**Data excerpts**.
◆ ◆ ◆ ◆

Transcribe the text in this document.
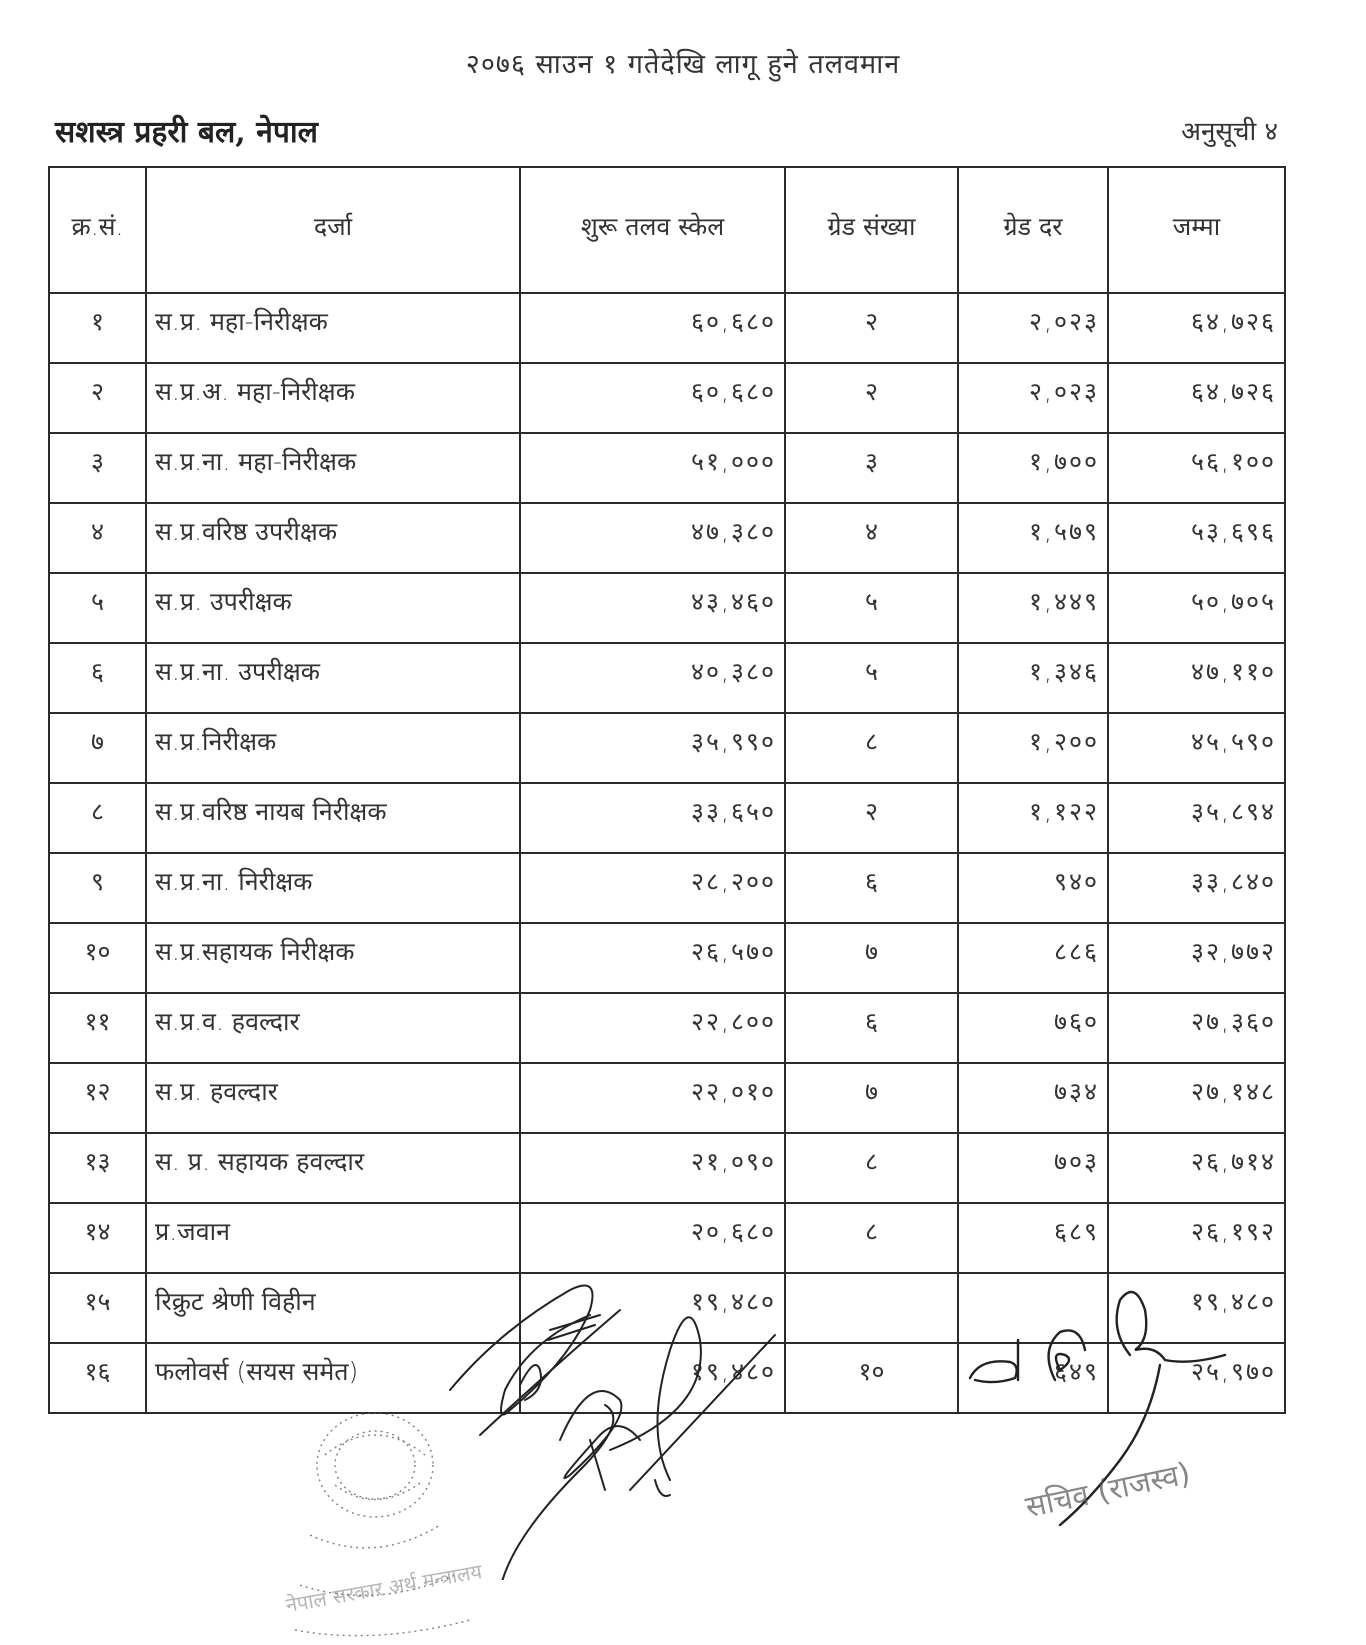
२०७६ साउन १ गतेदेखि लागू हुने तलवमान
सशस्त्र प्रहरी बल, नेपाल	अनुसूची ४
क्र.सं.	दर्जा	शुरू तलव स्केल	ग्रेड संख्या	ग्रेड दर	जम्मा
१	स.प्र. महा-निरीक्षक	६०,६८०	२	२,०२३	६४,७२६
२	स.प्र.अ. महा-निरीक्षक	६०,६८०	२	२,०२३	६४,७२६
३	स.प्र.ना. महा-निरीक्षक	५१,०००	३	१,७००	५६,१००
४	स.प्र.वरिष्ठ उपरीक्षक	४७,३८०	४	१,५७९	५३,६९६
५	स.प्र. उपरीक्षक	४३,४६०	५	१,४४९	५०,७०५
६	स.प्र.ना. उपरीक्षक	४०,३८०	५	१,३४६	४७,११०
७	स.प्र.निरीक्षक	३५,९९०	८	१,२००	४५,५९०
८	स.प्र.वरिष्ठ नायब निरीक्षक	३३,६५०	२	१,१२२	३५,८९४
९	स.प्र.ना. निरीक्षक	२८,२००	६	९४०	३३,८४०
१०	स.प्र.सहायक निरीक्षक	२६,५७०	७	८८६	३२,७७२
११	स.प्र.व. हवल्दार	२२,८००	६	७६०	२७,३६०
१२	स.प्र. हवल्दार	२२,०१०	७	७३४	२७,१४८
१३	स. प्र. सहायक हवल्दार	२१,०९०	८	७०३	२६,७१४
१४	प्र.जवान	२०,६८०	८	६८९	२६,१९२
१५	रिक्रुट श्रेणी विहीन	१९,४८०			१९,४८०
१६	फलोवर्स (सयस समेत)	१९,४८०	१०	६४९	२५,९७०
नेपाल सरकार अर्थ मन्त्रालय
सचिव (राजस्व)
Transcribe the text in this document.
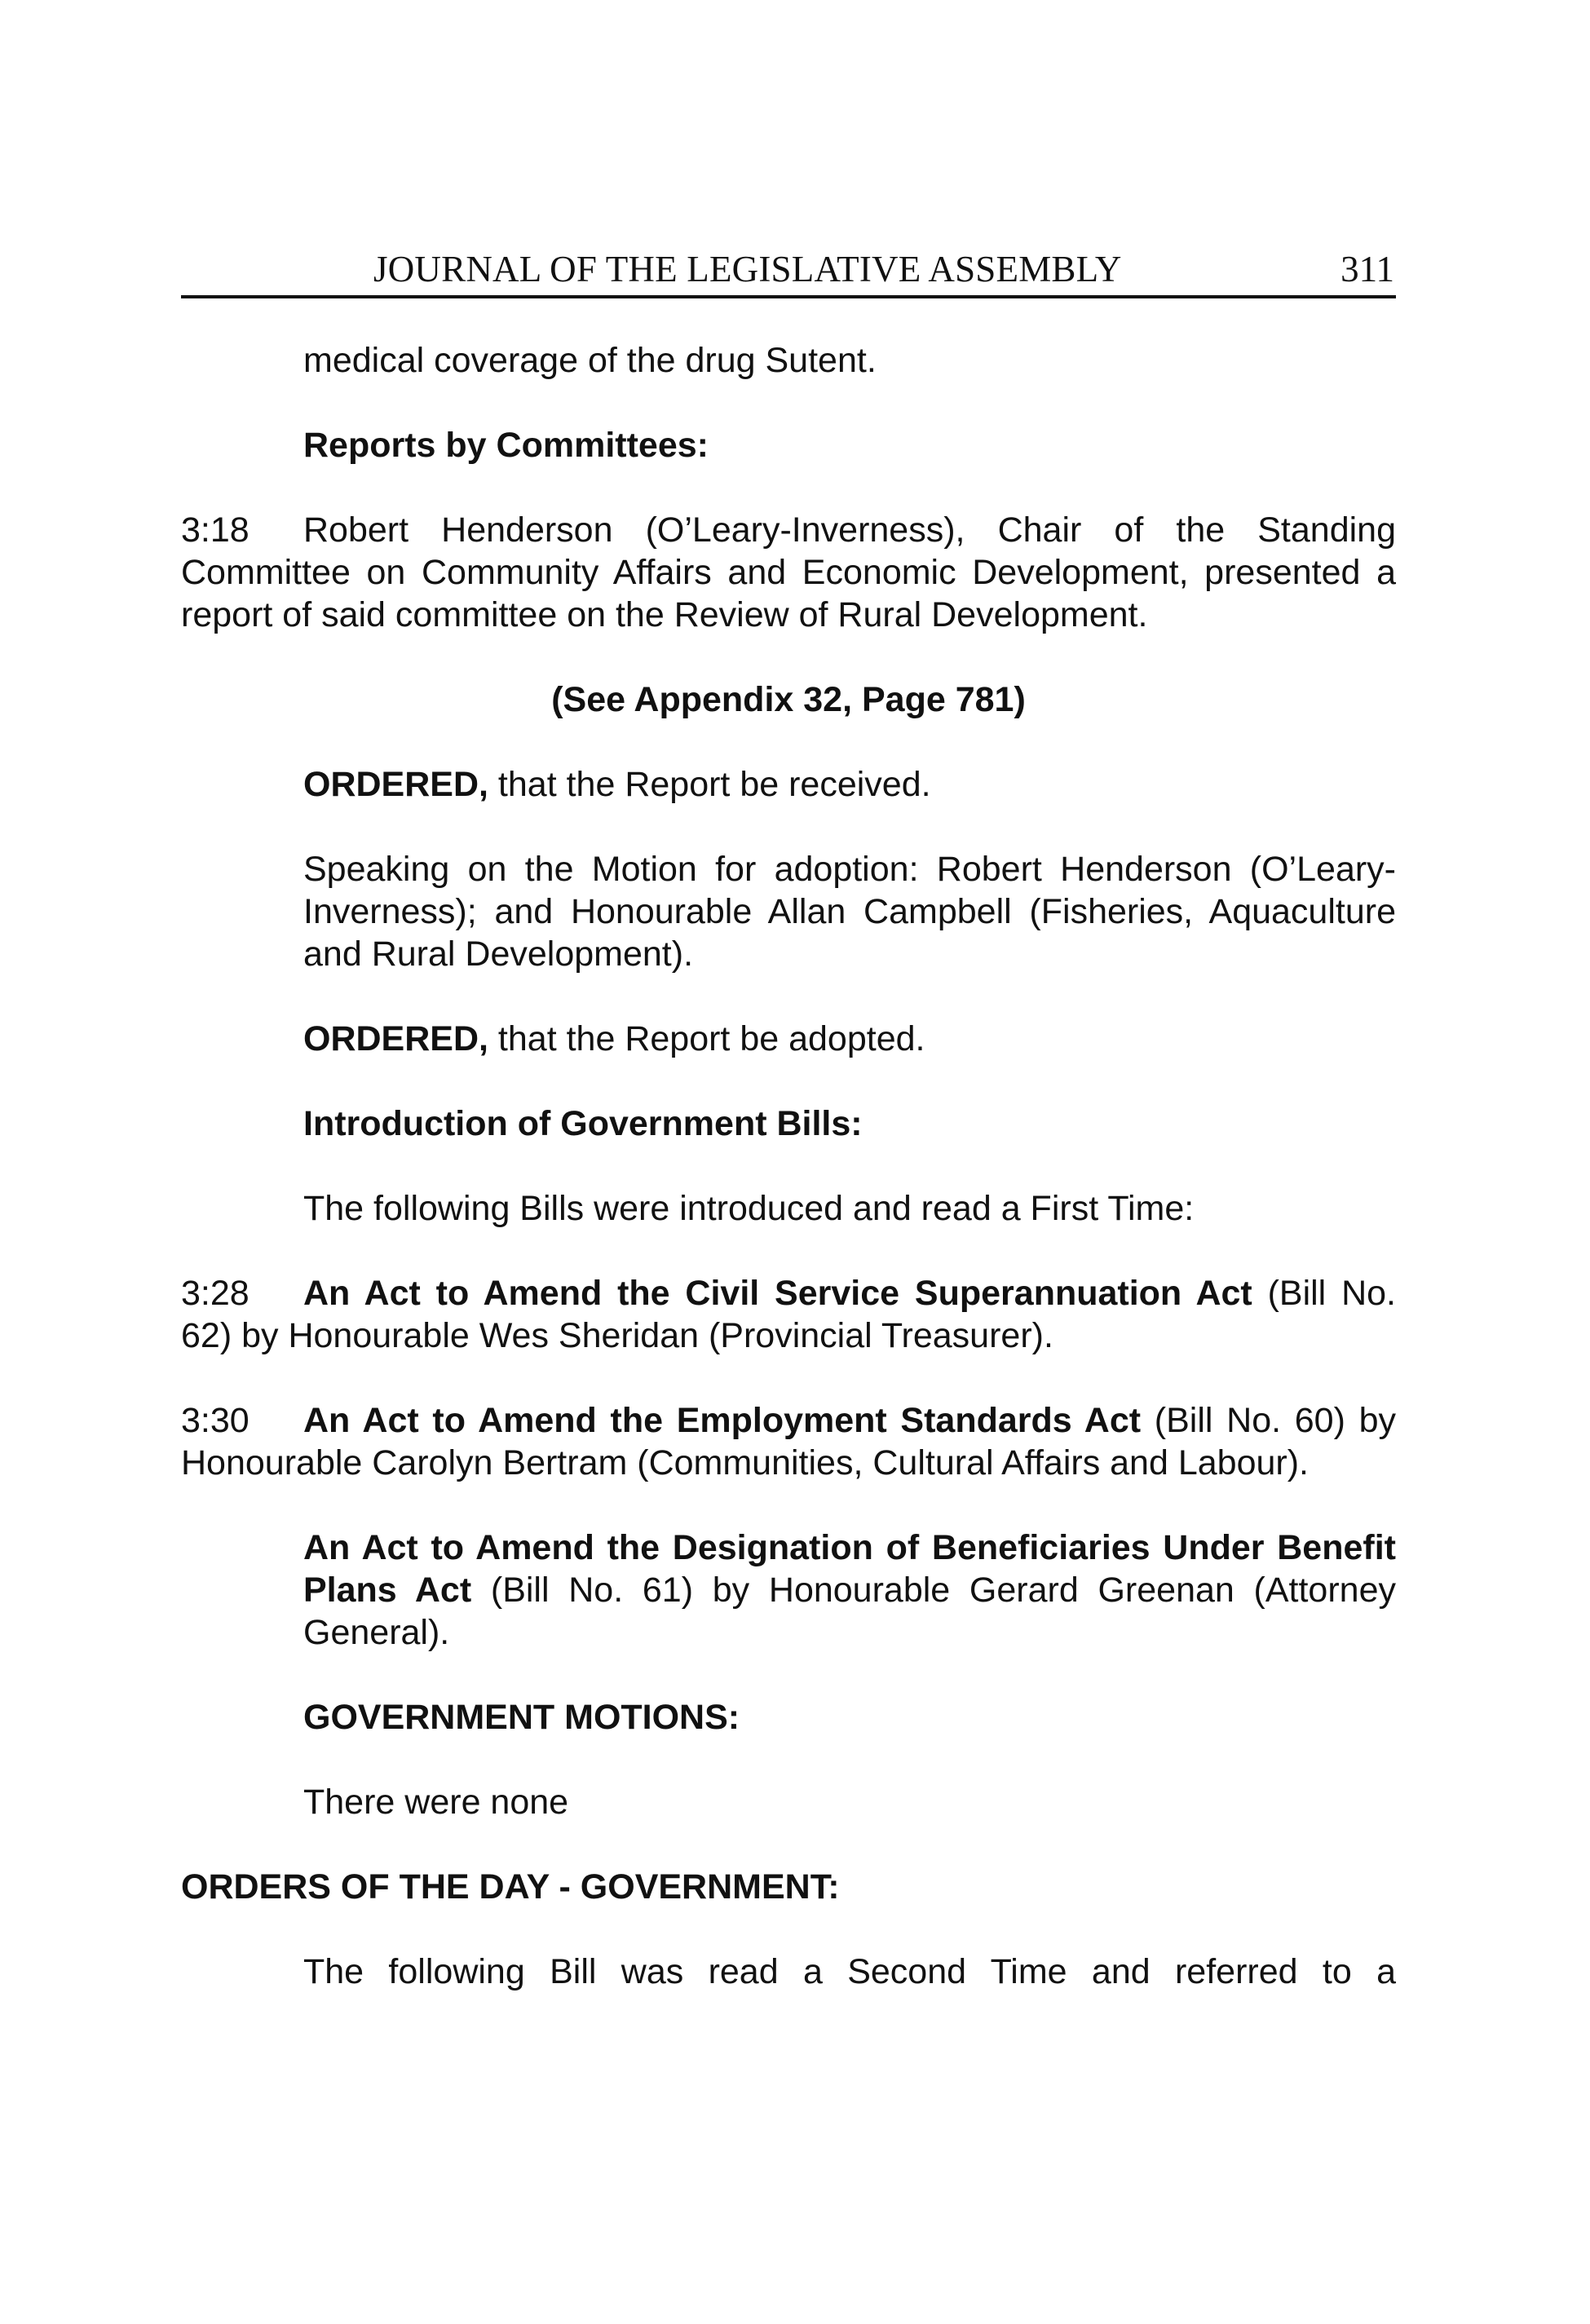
JOURNAL OF THE LEGISLATIVE ASSEMBLY	311

medical coverage of the drug Sutent.

Reports by Committees:

3:18 Robert Henderson (O’Leary-Inverness), Chair of the Standing Committee on Community Affairs and Economic Development, presented a report of said committee on the Review of Rural Development.

(See Appendix 32, Page 781)

ORDERED, that the Report be received.

Speaking on the Motion for adoption: Robert Henderson (O’Leary-Inverness); and Honourable Allan Campbell (Fisheries, Aquaculture and Rural Development).

ORDERED, that the Report be adopted.

Introduction of Government Bills:

The following Bills were introduced and read a First Time:

3:28 An Act to Amend the Civil Service Superannuation Act (Bill No. 62) by Honourable Wes Sheridan (Provincial Treasurer).

3:30 An Act to Amend the Employment Standards Act (Bill No. 60) by Honourable Carolyn Bertram (Communities, Cultural Affairs and Labour).

An Act to Amend the Designation of Beneficiaries Under Benefit Plans Act (Bill No. 61) by Honourable Gerard Greenan (Attorney General).

GOVERNMENT MOTIONS:

There were none

ORDERS OF THE DAY - GOVERNMENT:

The following Bill was read a Second Time and referred to a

◆ ◆ ◆ ◆

**Exercise instructions**. Search the data above for the string "Honourable" and return every line that has it.

**Result**.
Speaking on the Motion for adoption: Robert Henderson (O’Leary-Inverness); and Honourable Allan Campbell (Fisheries, Aquaculture and Rural Development).
3:28 An Act to Amend the Civil Service Superannuation Act (Bill No. 62) by Honourable Wes Sheridan (Provincial Treasurer).
3:30 An Act to Amend the Employment Standards Act (Bill No. 60) by Honourable Carolyn Bertram (Communities, Cultural Affairs and Labour).
An Act to Amend the Designation of Beneficiaries Under Benefit Plans Act (Bill No. 61) by Honourable Gerard Greenan (Attorney General).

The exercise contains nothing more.